STATED GOAL: Only the number is wanted: how many lines of these entries contain the word "this"?

DATASET RECORDS:
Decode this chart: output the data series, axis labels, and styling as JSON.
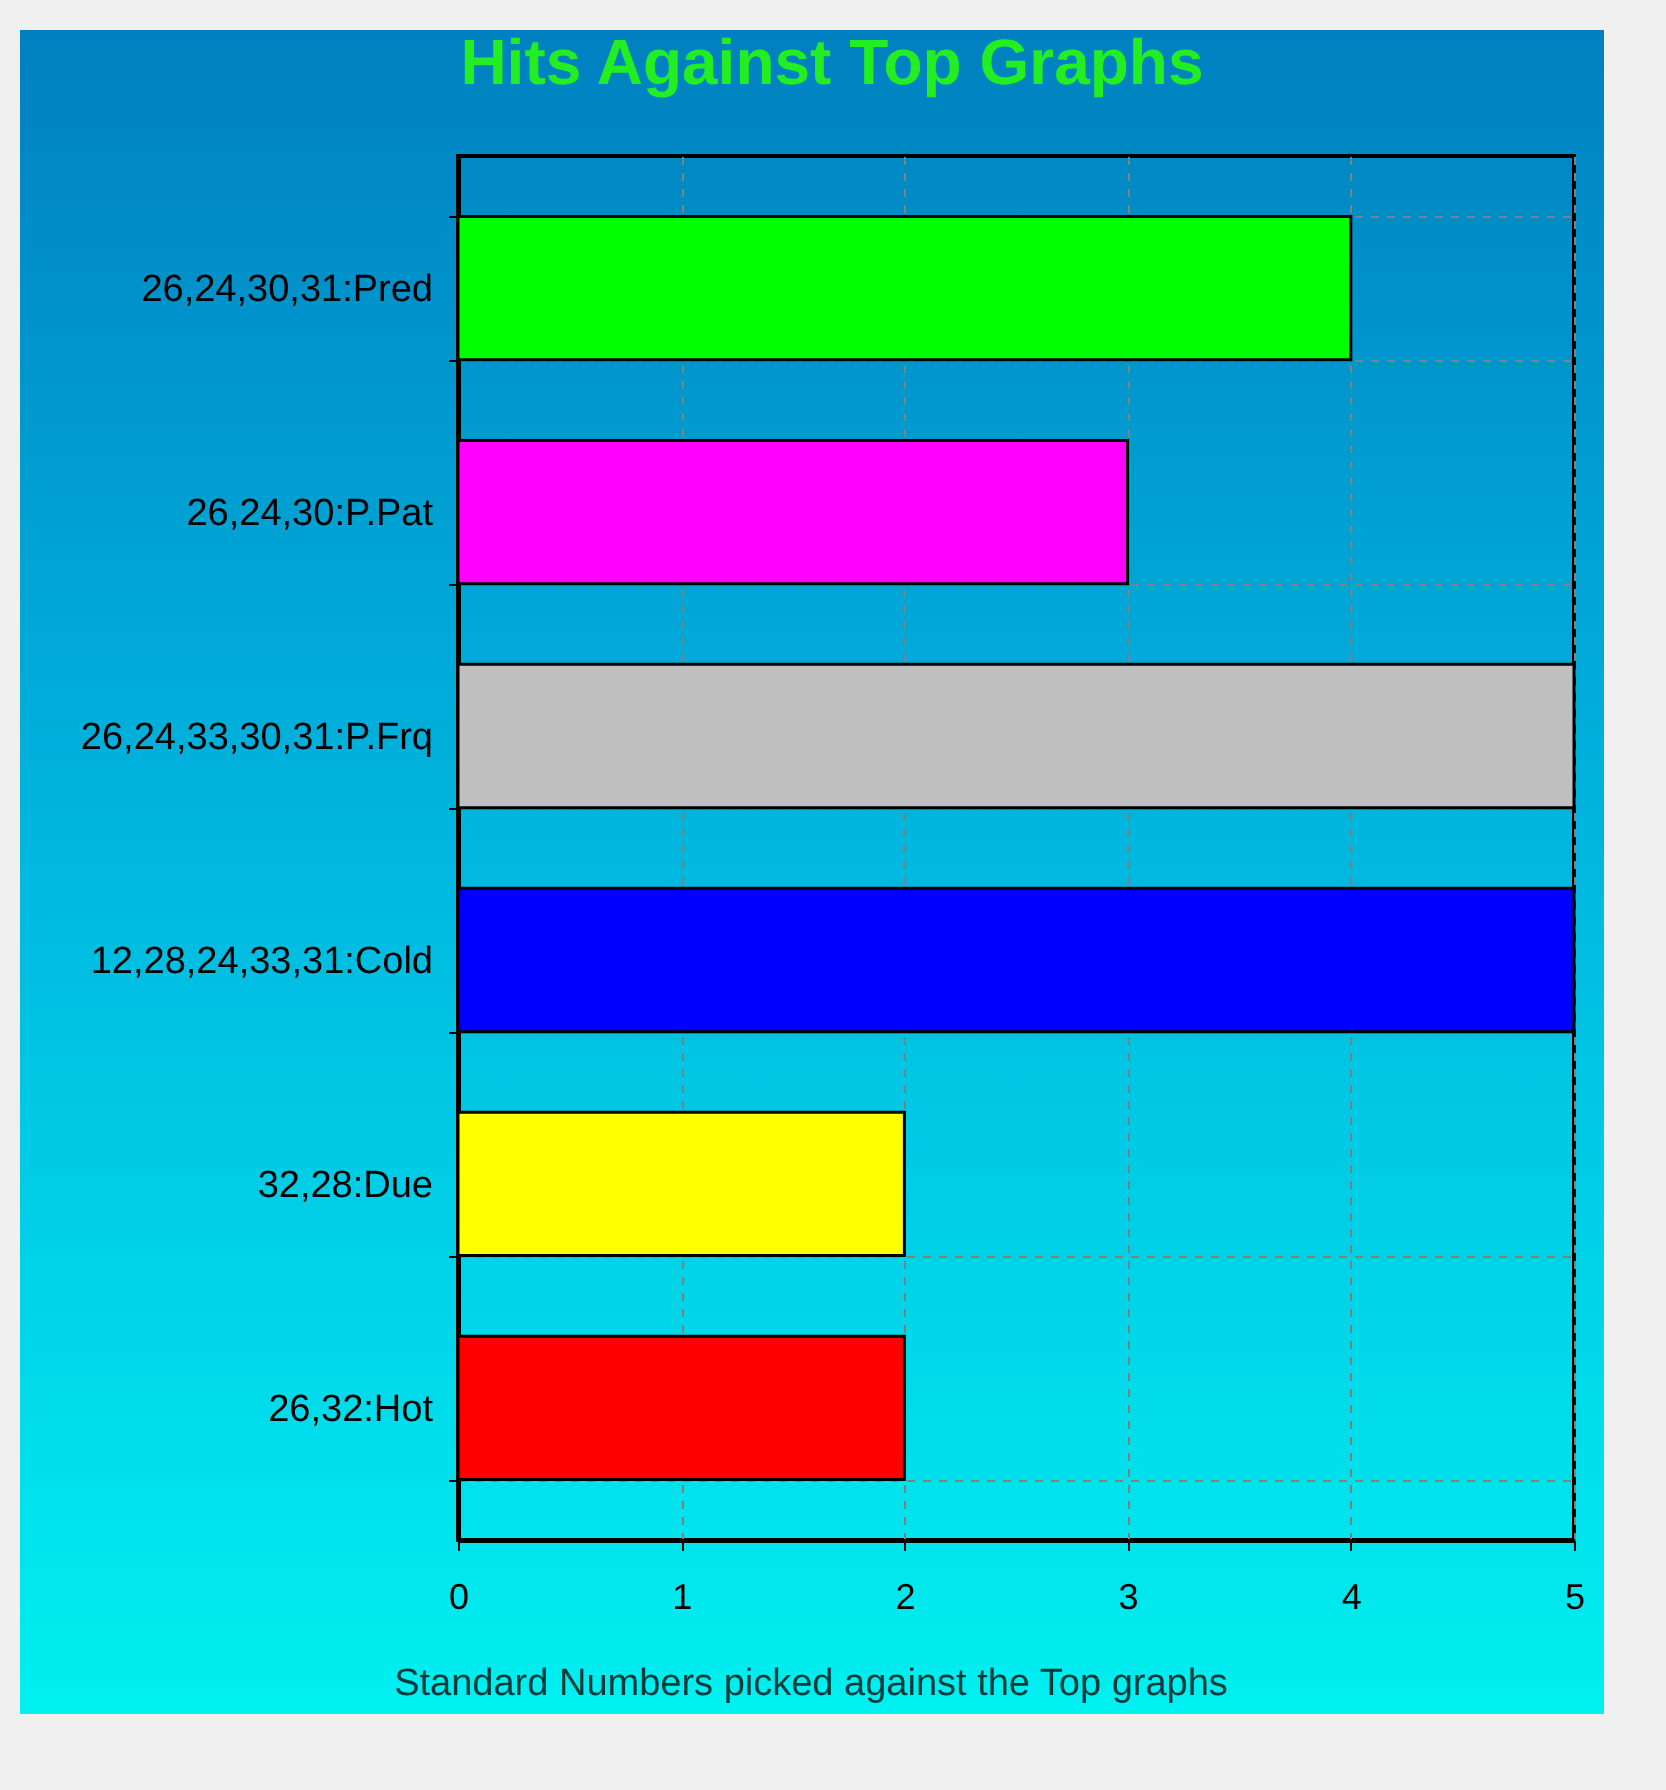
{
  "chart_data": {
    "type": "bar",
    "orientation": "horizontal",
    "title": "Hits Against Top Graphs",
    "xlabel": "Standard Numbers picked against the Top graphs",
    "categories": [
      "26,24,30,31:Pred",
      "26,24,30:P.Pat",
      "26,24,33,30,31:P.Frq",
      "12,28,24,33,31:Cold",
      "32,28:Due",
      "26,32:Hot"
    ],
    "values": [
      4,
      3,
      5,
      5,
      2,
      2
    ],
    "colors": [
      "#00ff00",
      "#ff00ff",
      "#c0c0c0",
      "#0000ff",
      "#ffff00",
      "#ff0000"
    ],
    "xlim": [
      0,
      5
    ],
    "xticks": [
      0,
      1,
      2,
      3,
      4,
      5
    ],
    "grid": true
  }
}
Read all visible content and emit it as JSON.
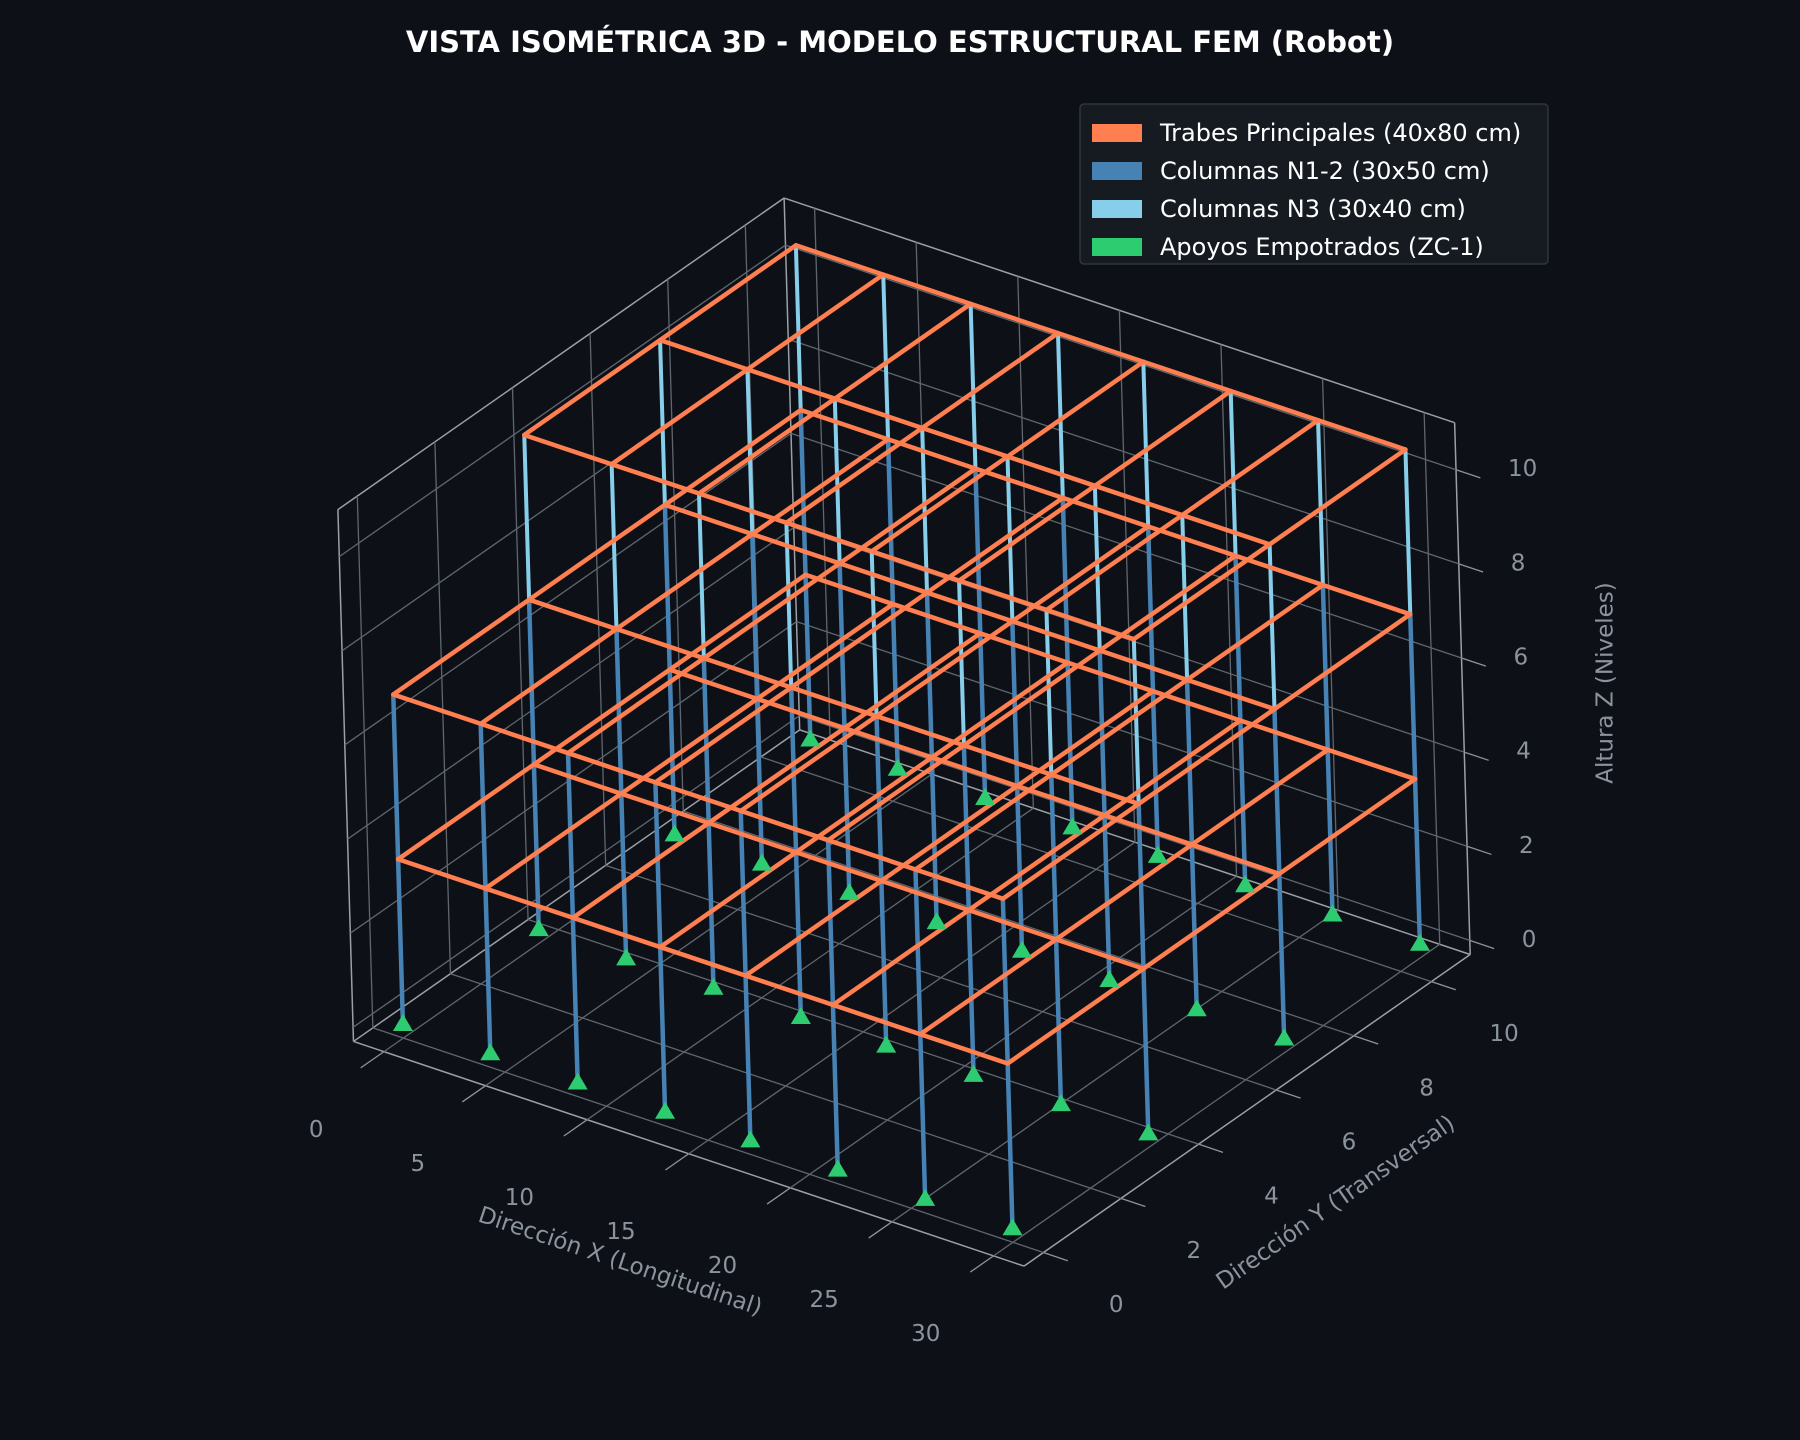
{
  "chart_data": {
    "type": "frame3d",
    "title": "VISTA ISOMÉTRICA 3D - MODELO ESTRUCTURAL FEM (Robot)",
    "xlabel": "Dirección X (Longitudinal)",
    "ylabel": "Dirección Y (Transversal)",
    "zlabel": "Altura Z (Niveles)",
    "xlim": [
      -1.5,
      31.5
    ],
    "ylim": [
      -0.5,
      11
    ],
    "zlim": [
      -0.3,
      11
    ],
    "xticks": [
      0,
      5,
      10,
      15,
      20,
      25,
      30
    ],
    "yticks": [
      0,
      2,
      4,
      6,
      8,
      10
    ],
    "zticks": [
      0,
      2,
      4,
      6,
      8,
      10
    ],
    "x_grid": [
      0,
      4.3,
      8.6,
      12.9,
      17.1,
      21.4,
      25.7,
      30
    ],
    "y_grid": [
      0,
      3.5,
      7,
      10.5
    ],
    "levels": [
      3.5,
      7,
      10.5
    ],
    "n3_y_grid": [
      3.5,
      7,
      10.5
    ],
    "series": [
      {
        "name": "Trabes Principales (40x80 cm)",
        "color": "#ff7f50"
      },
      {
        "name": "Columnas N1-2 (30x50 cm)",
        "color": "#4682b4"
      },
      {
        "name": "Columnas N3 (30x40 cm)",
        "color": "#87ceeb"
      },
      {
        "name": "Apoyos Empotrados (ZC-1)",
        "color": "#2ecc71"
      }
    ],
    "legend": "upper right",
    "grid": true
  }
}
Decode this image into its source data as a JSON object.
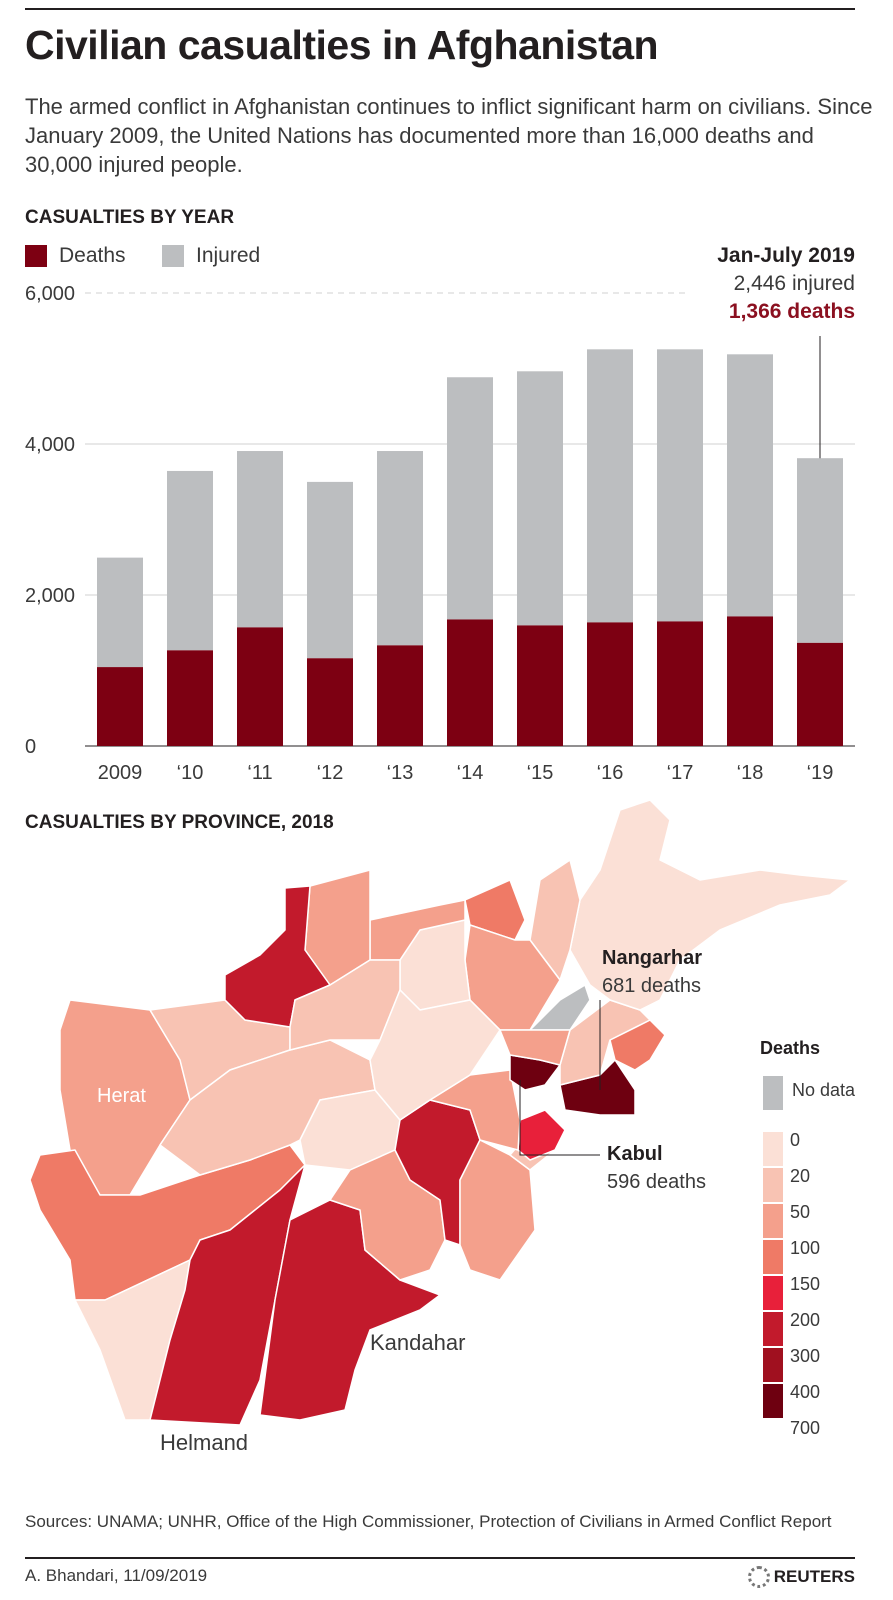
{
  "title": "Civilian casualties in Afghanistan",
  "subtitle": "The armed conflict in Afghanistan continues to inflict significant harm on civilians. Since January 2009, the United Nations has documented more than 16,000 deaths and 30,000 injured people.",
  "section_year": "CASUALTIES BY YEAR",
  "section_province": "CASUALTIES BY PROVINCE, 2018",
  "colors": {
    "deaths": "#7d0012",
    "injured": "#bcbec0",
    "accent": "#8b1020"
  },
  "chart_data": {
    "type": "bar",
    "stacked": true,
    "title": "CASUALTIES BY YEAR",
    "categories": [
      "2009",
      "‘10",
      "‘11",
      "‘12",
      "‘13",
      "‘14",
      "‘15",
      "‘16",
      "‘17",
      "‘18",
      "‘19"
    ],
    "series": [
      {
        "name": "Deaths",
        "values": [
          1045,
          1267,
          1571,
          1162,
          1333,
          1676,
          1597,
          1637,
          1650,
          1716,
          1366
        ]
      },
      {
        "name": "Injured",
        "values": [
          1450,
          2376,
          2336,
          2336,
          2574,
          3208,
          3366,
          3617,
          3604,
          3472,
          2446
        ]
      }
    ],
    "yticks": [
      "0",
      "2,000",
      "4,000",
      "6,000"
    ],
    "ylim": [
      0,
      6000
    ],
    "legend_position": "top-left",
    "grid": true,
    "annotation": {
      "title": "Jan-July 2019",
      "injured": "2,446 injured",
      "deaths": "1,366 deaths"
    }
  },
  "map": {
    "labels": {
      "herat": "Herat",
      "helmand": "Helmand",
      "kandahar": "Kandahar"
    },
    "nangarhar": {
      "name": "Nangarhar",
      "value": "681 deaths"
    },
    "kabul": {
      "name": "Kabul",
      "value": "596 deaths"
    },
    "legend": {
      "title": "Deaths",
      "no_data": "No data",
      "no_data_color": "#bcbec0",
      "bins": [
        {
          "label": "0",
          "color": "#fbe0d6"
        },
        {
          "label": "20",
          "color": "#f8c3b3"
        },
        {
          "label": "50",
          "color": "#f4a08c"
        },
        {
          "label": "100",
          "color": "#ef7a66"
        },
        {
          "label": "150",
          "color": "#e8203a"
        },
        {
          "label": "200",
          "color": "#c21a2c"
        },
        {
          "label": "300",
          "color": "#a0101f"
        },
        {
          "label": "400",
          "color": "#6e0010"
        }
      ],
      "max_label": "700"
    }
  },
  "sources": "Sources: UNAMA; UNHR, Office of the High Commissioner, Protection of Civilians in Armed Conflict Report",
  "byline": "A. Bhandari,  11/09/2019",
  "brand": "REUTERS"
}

WRITTEN SOLUTION: 2